Your task:
Lines that hold the word "this" should be located and copied.

─── Listed entries

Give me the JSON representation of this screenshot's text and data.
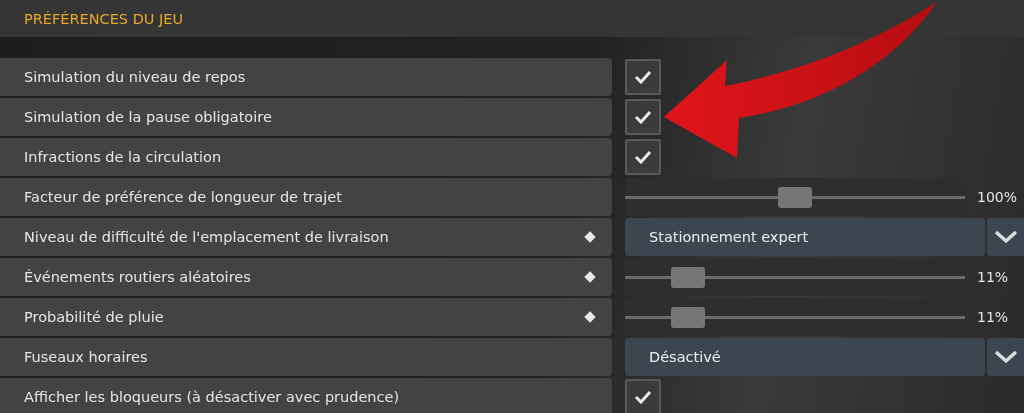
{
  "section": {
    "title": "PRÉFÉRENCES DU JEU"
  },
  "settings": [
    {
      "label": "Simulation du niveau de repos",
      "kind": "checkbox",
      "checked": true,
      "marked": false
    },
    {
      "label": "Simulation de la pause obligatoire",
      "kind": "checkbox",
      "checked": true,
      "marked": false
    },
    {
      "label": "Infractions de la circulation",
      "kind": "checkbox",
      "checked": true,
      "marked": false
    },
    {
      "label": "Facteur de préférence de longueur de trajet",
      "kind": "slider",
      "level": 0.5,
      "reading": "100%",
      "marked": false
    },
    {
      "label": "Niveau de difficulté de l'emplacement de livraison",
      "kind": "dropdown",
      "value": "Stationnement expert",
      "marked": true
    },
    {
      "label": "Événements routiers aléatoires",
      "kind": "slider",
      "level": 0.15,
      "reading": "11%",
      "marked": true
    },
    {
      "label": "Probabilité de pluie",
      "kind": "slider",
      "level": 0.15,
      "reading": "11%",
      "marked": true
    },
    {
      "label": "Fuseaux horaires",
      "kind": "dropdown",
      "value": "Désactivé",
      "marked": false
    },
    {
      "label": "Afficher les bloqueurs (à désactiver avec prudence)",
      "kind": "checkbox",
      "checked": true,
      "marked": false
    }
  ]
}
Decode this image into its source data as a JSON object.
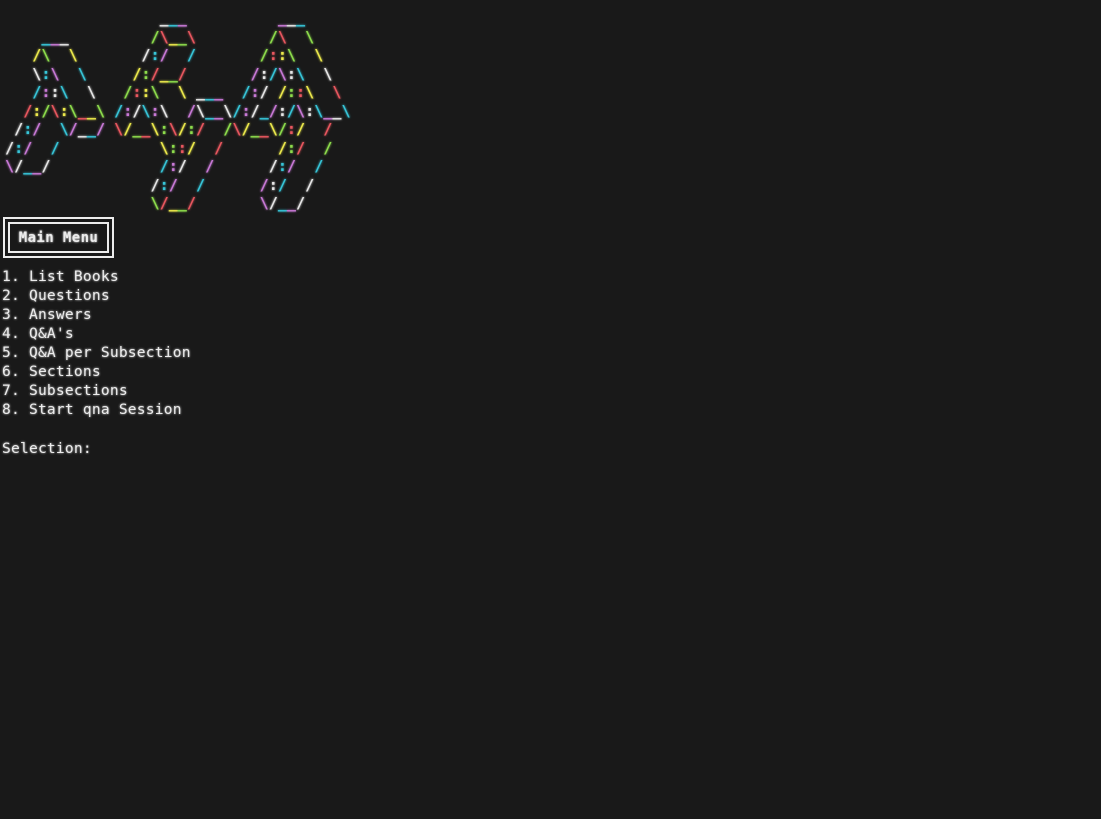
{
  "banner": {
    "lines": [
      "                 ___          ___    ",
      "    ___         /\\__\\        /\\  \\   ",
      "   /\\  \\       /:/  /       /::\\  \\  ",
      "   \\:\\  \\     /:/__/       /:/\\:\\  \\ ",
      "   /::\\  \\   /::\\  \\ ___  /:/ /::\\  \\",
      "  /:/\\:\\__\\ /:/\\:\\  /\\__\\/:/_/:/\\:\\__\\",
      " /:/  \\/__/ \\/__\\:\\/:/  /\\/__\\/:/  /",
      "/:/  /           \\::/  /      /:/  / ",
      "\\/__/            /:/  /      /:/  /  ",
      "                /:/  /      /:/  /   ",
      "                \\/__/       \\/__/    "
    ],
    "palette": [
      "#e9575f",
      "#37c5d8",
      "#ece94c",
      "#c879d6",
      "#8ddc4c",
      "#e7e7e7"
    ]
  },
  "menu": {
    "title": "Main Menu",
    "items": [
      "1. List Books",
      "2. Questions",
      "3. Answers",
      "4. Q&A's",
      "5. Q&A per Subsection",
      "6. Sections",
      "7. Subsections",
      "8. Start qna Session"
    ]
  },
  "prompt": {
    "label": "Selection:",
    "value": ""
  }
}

──────
─── Listed entries

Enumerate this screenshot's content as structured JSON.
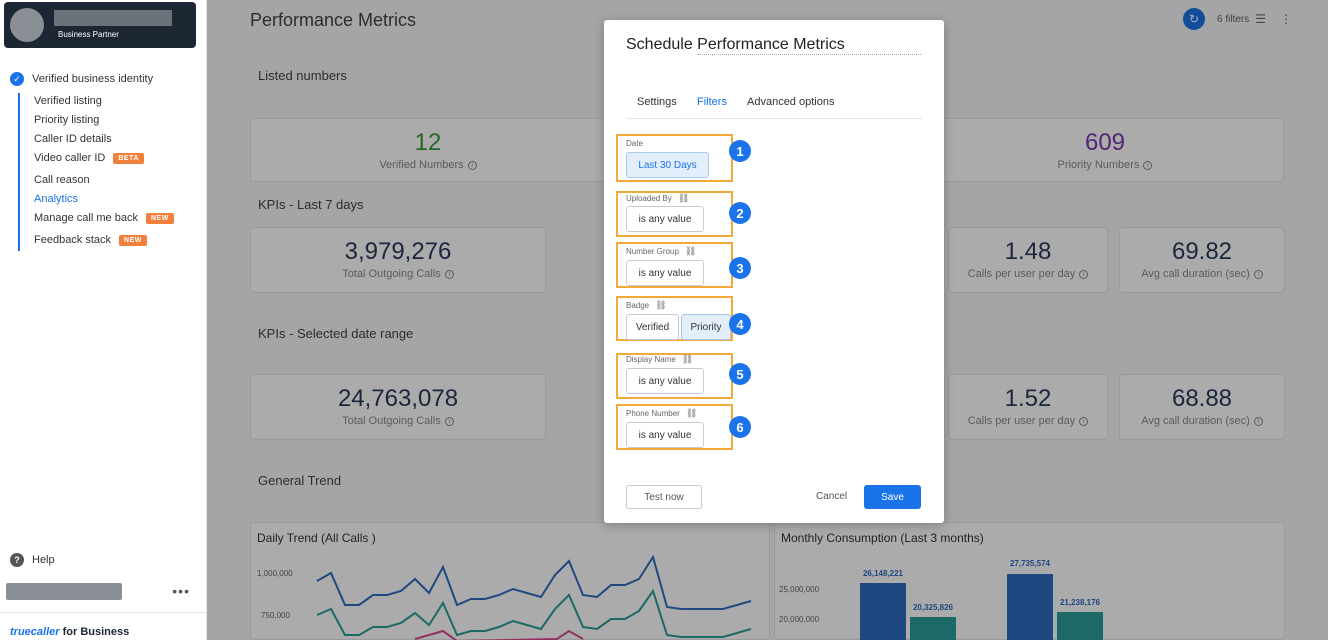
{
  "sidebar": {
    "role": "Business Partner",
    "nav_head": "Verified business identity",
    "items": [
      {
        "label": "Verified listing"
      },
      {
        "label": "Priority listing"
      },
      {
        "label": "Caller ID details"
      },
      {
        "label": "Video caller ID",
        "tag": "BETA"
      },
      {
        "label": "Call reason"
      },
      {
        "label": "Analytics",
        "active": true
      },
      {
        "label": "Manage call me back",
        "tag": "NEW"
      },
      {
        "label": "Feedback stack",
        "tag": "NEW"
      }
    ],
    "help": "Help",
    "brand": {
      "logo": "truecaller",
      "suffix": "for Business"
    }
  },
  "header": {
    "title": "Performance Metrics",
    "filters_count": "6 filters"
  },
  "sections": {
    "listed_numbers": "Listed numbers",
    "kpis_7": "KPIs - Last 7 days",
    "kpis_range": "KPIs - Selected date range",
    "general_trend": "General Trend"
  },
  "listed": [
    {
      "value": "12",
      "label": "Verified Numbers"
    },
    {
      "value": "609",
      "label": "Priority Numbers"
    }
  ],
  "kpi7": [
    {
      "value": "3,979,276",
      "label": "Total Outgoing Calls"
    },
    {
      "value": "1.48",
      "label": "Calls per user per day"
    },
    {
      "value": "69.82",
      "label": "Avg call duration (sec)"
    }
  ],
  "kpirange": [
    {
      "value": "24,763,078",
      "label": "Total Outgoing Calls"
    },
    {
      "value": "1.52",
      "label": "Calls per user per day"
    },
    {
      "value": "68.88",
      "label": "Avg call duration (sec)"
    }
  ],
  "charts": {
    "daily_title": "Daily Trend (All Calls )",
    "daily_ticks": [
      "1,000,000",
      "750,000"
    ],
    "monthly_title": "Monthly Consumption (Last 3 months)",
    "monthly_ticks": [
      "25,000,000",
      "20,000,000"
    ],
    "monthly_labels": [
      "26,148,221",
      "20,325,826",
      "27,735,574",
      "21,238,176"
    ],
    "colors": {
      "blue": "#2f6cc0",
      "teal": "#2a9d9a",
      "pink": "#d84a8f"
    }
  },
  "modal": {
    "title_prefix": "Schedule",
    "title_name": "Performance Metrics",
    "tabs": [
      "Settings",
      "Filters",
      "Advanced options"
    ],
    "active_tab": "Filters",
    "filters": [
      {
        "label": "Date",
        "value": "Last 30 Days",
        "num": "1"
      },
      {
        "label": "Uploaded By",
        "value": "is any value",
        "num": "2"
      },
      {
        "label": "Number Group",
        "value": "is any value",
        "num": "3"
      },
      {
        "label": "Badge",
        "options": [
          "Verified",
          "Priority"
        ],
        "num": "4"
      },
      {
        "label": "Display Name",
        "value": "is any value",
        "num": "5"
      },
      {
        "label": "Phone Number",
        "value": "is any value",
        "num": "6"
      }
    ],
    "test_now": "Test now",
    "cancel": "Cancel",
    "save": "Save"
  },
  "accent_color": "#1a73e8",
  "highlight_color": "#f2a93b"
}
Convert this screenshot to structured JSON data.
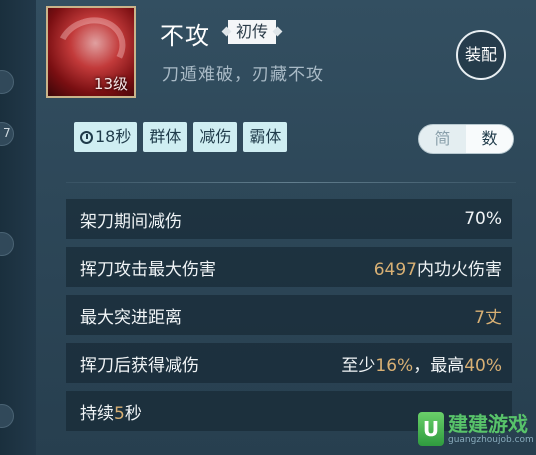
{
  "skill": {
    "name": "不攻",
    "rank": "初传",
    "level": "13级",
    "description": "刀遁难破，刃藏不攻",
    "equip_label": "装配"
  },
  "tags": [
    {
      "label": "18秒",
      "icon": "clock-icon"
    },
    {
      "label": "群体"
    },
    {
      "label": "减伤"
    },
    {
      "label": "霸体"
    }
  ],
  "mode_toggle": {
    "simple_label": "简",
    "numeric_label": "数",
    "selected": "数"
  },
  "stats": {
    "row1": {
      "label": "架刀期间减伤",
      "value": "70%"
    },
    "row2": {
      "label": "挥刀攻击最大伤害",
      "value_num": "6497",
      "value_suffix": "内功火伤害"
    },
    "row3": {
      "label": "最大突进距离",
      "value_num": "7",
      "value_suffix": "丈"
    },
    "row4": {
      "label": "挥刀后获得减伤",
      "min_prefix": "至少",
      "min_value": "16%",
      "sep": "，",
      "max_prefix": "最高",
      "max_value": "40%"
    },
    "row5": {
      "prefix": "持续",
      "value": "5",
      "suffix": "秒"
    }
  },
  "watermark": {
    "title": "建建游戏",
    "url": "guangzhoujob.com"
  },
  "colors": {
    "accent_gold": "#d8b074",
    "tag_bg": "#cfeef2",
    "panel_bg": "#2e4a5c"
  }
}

──────

Full solution:
Give me the JSON representation of this screenshot's text and data.
Decode this image into its source data as a JSON object.
Enumerate this screenshot's content as structured JSON.
Convert this screenshot to structured JSON data.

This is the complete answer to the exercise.